MATERIAL PROVIDED:
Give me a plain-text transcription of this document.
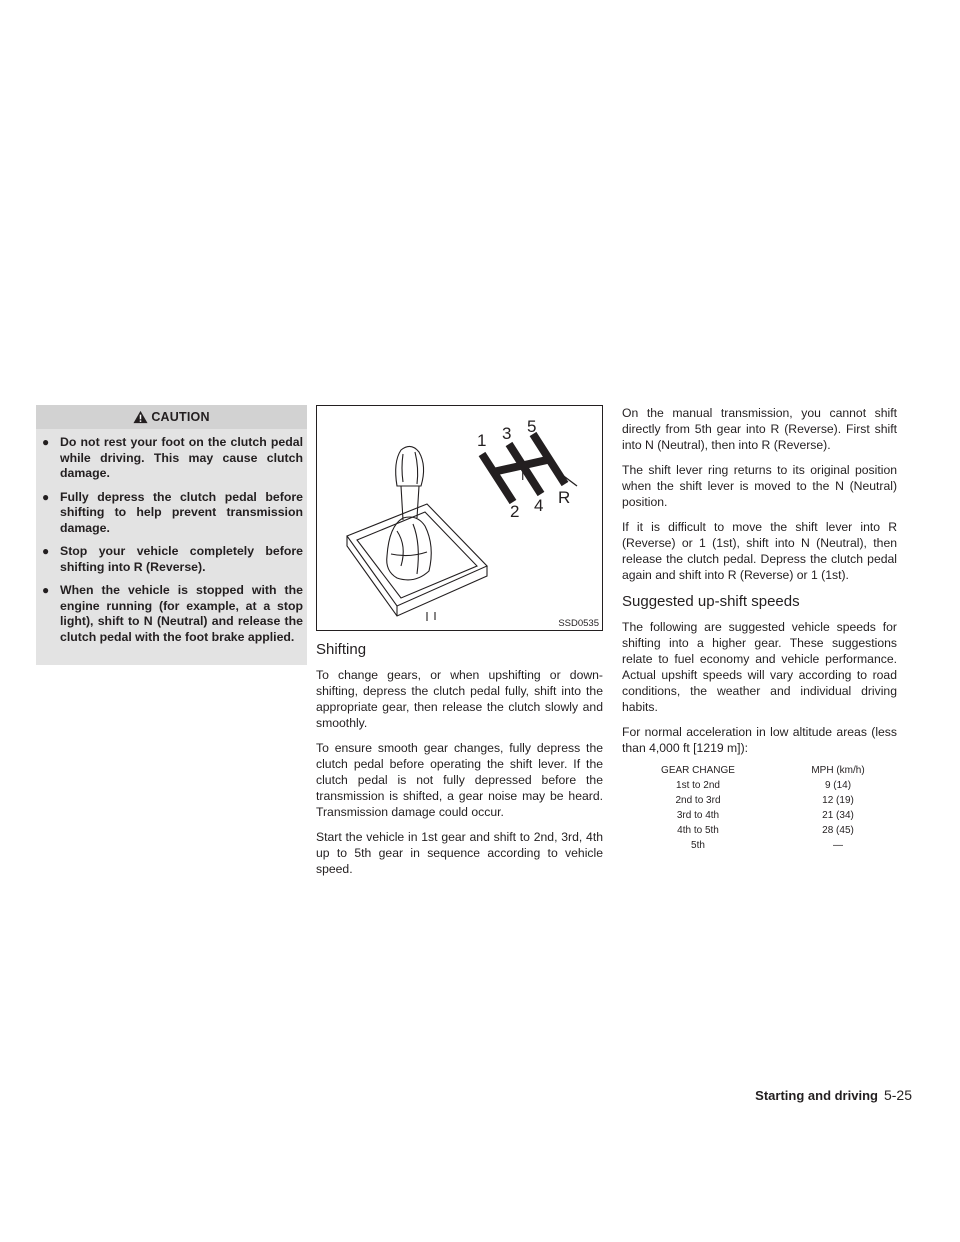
CAUTION
● Do not rest your foot on the clutch pedal while driving. This may cause clutch damage.
● Fully depress the clutch pedal before shifting to help prevent transmission damage.
● Stop your vehicle completely before shifting into R (Reverse).
● When the vehicle is stopped with the engine running (for example, at a stop light), shift to N (Neutral) and release the clutch pedal with the foot brake applied.
1 3 5
N
2 4 R
SSD0535
Shifting

To change gears, or when upshifting or down-shifting, depress the clutch pedal fully, shift into the appropriate gear, then release the clutch slowly and smoothly.

To ensure smooth gear changes, fully depress the clutch pedal before operating the shift lever. If the clutch pedal is not fully depressed before the transmission is shifted, a gear noise may be heard. Transmission damage could occur.

Start the vehicle in 1st gear and shift to 2nd, 3rd, 4th up to 5th gear in sequence according to vehicle speed.

On the manual transmission, you cannot shift directly from 5th gear into R (Reverse). First shift into N (Neutral), then into R (Reverse).

The shift lever ring returns to its original position when the shift lever is moved to the N (Neutral) position.

If it is difficult to move the shift lever into R (Reverse) or 1 (1st), shift into N (Neutral), then release the clutch pedal. Depress the clutch pedal again and shift into R (Reverse) or 1 (1st).

Suggested up-shift speeds

The following are suggested vehicle speeds for shifting into a higher gear. These suggestions relate to fuel economy and vehicle performance. Actual upshift speeds will vary according to road conditions, the weather and individual driving habits.

For normal acceleration in low altitude areas (less than 4,000 ft [1219 m]):

GEAR CHANGE	MPH (km/h)
1st to 2nd	9 (14)
2nd to 3rd	12 (19)
3rd to 4th	21 (34)
4th to 5th	28 (45)
5th	—
Starting and driving 5-25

DIRECTIVE:
Transcribe every record above exactly, leaving out the pictures.

OUTPUT FOR THIS TASK:
Give me a plain-text transcription of this document.
CAUTION
● Do not rest your foot on the clutch pedal while driving. This may cause clutch damage.
● Fully depress the clutch pedal before shifting to help prevent transmission damage.
● Stop your vehicle completely before shifting into R (Reverse).
● When the vehicle is stopped with the engine running (for example, at a stop light), shift to N (Neutral) and release the clutch pedal with the foot brake applied.
1 3 5
N
2 4 R
SSD0535
Shifting

To change gears, or when upshifting or down-shifting, depress the clutch pedal fully, shift into the appropriate gear, then release the clutch slowly and smoothly.

To ensure smooth gear changes, fully depress the clutch pedal before operating the shift lever. If the clutch pedal is not fully depressed before the transmission is shifted, a gear noise may be heard. Transmission damage could occur.

Start the vehicle in 1st gear and shift to 2nd, 3rd, 4th up to 5th gear in sequence according to vehicle speed.

On the manual transmission, you cannot shift directly from 5th gear into R (Reverse). First shift into N (Neutral), then into R (Reverse).

The shift lever ring returns to its original position when the shift lever is moved to the N (Neutral) position.

If it is difficult to move the shift lever into R (Reverse) or 1 (1st), shift into N (Neutral), then release the clutch pedal. Depress the clutch pedal again and shift into R (Reverse) or 1 (1st).

Suggested up-shift speeds

The following are suggested vehicle speeds for shifting into a higher gear. These suggestions relate to fuel economy and vehicle performance. Actual upshift speeds will vary according to road conditions, the weather and individual driving habits.

For normal acceleration in low altitude areas (less than 4,000 ft [1219 m]):

GEAR CHANGE	MPH (km/h)
1st to 2nd	9 (14)
2nd to 3rd	12 (19)
3rd to 4th	21 (34)
4th to 5th	28 (45)
5th	—
Starting and driving 5-25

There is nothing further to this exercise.